I first became aware of Bakhtin in graduate school (where else?), where I read selected passages of narrative theory, understanding only vaguely the ideas his (translated) words meant to convey. I struggled with his texts, glossing over long passages but sighing with relief when I encountered an aphoristic, intelligible idea. For the time being, I chuckle along with the rest of the world at offbeat Bakhtinian sentences like “The word in living conversation is directly, blatantly, oriented toward a future answer-word: it provokes an answer, anticipates it and structures itself in the answer's direction. Forming itself in an atmosphere of the already spoken, the word is at the same time determined by that which has not yet been said but which is needed and in fact anticipated by the answering word.”
I first became aware of the sonic similarities between the words Botnik and Bakhtin only now, as I write and consider the prominent names aloud. The terms are phonemic anagrams, which fact gives me a rush of delight, which is, I think, one of the purposes of literature: beyond utilitarian conveyance of information, savory artistic pleasure.
4. Variations of garlic in new connections stretch the belief that I could puzzle out my own thinking. Wednesdays postulate objects hinting toward amoebic difficulties until garlic bulbs tied with considerations gather excuses and people respond with infinite divisibility. Garlic's name remains borrowed and revealed across our arsenal of this and that adjective from before our failing prophecy. Largely intact, I realize things I never worried about, resigned that I will find nothing more substantial than the requisite emotion.*
* These brief essaylike paragraphs that you see here were shaped from the possibilities Botnik suggested from its analysis of my books, but I was the one choosing which of 28 words to insert after each of the previous words I’d selected from a prior list of 28. This was interesting, quite often frustrating, never quite as easy as I’d hoped. “Language, whether processed by the ear or the eye, relies on a system where word follows word, line follows line, ideas accumulate through the rituals of diction.” (Wendy S. Walters, “How to Fix Catastrophe”) In truth, the process was quite a bit like writing without a predictive keyboard, perhaps because I subconsciously tend to draw from the same word bank even without a computer mediating the process (in my two books there are 16,392 unique words out of 141,833 total; “like” is my most common “real” (non-function) word, with 333 occurrences, because I’m a valley girl, I suppose). Were I to load another author’s works into Botnik’s memory, perhaps I’d arrive at something more whimsical, like the Harry Potter chapter, but feeding myself my own words may have gotten me into a self-perpetuating loop.

* _INFORMATION GIVEN_
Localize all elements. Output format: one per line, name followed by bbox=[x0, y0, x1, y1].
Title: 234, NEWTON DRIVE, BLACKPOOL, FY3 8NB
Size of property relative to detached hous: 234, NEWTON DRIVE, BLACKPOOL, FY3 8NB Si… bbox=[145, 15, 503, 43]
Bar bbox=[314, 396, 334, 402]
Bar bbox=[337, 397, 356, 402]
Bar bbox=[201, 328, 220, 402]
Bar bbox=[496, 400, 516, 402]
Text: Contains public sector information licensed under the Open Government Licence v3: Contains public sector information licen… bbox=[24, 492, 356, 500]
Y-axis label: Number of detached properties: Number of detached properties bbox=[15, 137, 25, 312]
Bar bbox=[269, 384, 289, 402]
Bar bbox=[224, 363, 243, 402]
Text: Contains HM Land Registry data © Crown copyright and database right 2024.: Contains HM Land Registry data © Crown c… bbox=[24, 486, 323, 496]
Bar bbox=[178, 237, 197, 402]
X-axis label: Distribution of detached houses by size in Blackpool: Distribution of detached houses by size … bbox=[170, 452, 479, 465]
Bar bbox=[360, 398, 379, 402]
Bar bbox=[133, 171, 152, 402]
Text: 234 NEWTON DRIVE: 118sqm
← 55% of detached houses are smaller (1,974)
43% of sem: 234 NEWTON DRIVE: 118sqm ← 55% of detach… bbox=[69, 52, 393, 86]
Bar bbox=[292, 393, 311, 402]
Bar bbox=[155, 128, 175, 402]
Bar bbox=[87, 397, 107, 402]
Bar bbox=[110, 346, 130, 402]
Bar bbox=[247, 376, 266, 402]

* _TASKS TO CARRY OUT_
a. In the essay about Botnik and Bakhtin, how many unique words do the writer's two books contain?
b. Copy from the essay about Botnik and Bakhtin the passage starting at "I first became aware of the" and ending at "savory artistic pleasure.".
c. Write the next part of the essay about Botnik and Bakhtin, picking up after its final sentence.

* _REPLIES_
a. 16,392 unique words out of 141,833 total.

b.
I first became aware of the sonic similarities between the words Botnik and Bakhtin only now, as I write and consider the prominent names aloud. The terms are phonemic anagrams, which fact gives me a rush of delight, which is, I think, one of the purposes of literature: beyond utilitarian conveyance of information, savory artistic pleasure.

c.
5. Perhaps transubstantiations happen all the time with their incongruous interconnections holding on to furniture from the fringes. Everybody loves mystery*, at least with the spacey metaphors from atop the tombs of local veterans. Between theory and desire the ancients returned to give away the entire palace of similarities between unending experiences and divisible recoveries. Temporary poses against their oppressive deaths.
* Should these interstitial paragraphs respond to or otherwise explain the nonsense they follow? Analyze or extrapolate? Perhaps only to comment that their inanity reflects the inanity of their source texts: faux-erudite phrases jumbled together in a semblance of meaning aimed primarily at convincing the reader of the writer’s intelligence… which is itself a form of dialogic, allowing for widely variant interpretations. George Orwell listed first of his four great motives for writing, “Sheer egoism: Desire to seem clever, to be talked about, to be remembered after death…” And surely, as E. B. White asserted, “Some people find the essay the last resort of the egotist, a much too self-conscious and self-serving form for their taste; they feel that it is presumptuous of a writer to assume that his little excursions or his small observations will interest the reader.” Mea culpa; mea maxima culpa. But what, then, is predictive text generated from my former writings now creating new writings? Perhaps a white flag, a recognition of self-defeat.
6. Devils scream out with impotence from centuries ago: “those mentioned in the histories haunt the capacity to make people below restrain themselves from thinking about them.” Somehow this is comforting. We start with Montaigne and his small studies in life's brevity. Later we remember Cleopas* and his friend disappeared from the realm of the miracle that is possibility. A montage of fragmented notions about these darkening dangerous conventions... a whirling immensity exploited by an impossibility.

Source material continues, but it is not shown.